* _Exercise brief_: Repeat each record exactly as written, and drop any images.

Stored data
========================================================================
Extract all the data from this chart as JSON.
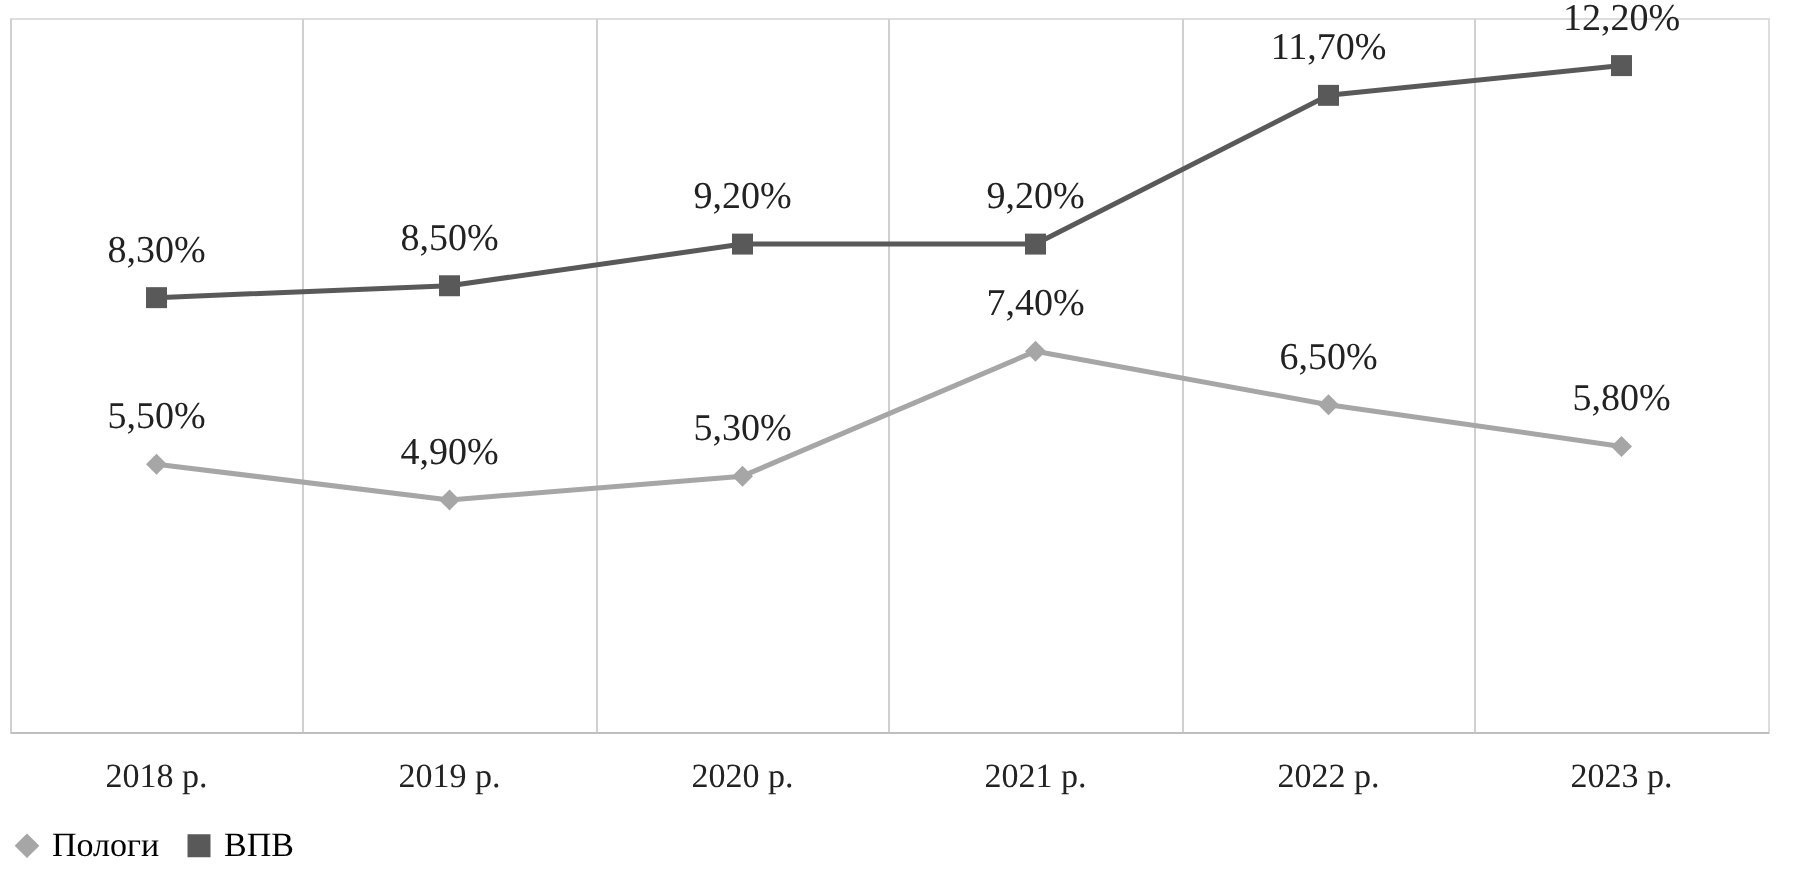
{
  "chart_data": {
    "type": "line",
    "categories": [
      "2018 р.",
      "2019 р.",
      "2020 р.",
      "2021 р.",
      "2022 р.",
      "2023 р."
    ],
    "series": [
      {
        "name": "Пологи",
        "color": "#a6a6a6",
        "marker": "diamond",
        "values": [
          5.5,
          4.9,
          5.3,
          7.4,
          6.5,
          5.8
        ],
        "value_labels": [
          "5,50%",
          "4,90%",
          "5,30%",
          "7,40%",
          "6,50%",
          "5,80%"
        ]
      },
      {
        "name": "ВПВ",
        "color": "#595959",
        "marker": "square",
        "values": [
          8.3,
          8.5,
          9.2,
          9.2,
          11.7,
          12.2
        ],
        "value_labels": [
          "8,30%",
          "8,50%",
          "9,20%",
          "9,20%",
          "11,70%",
          "12,20%"
        ]
      }
    ],
    "ylim": [
      1,
      13
    ],
    "tick_labels": "x",
    "grid": "x",
    "legend": "bottom"
  }
}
========================================================================
* _Solution to this task_:
Extract all the data from this chart as JSON.
{
  "chart_data": {
    "type": "line",
    "categories": [
      "2018 р.",
      "2019 р.",
      "2020 р.",
      "2021 р.",
      "2022 р.",
      "2023 р."
    ],
    "series": [
      {
        "name": "Пологи",
        "color": "#a6a6a6",
        "marker": "diamond",
        "values": [
          5.5,
          4.9,
          5.3,
          7.4,
          6.5,
          5.8
        ],
        "value_labels": [
          "5,50%",
          "4,90%",
          "5,30%",
          "7,40%",
          "6,50%",
          "5,80%"
        ]
      },
      {
        "name": "ВПВ",
        "color": "#595959",
        "marker": "square",
        "values": [
          8.3,
          8.5,
          9.2,
          9.2,
          11.7,
          12.2
        ],
        "value_labels": [
          "8,30%",
          "8,50%",
          "9,20%",
          "9,20%",
          "11,70%",
          "12,20%"
        ]
      }
    ],
    "ylim": [
      1,
      13
    ],
    "tick_labels": "x",
    "grid": "x",
    "legend": "bottom"
  }
}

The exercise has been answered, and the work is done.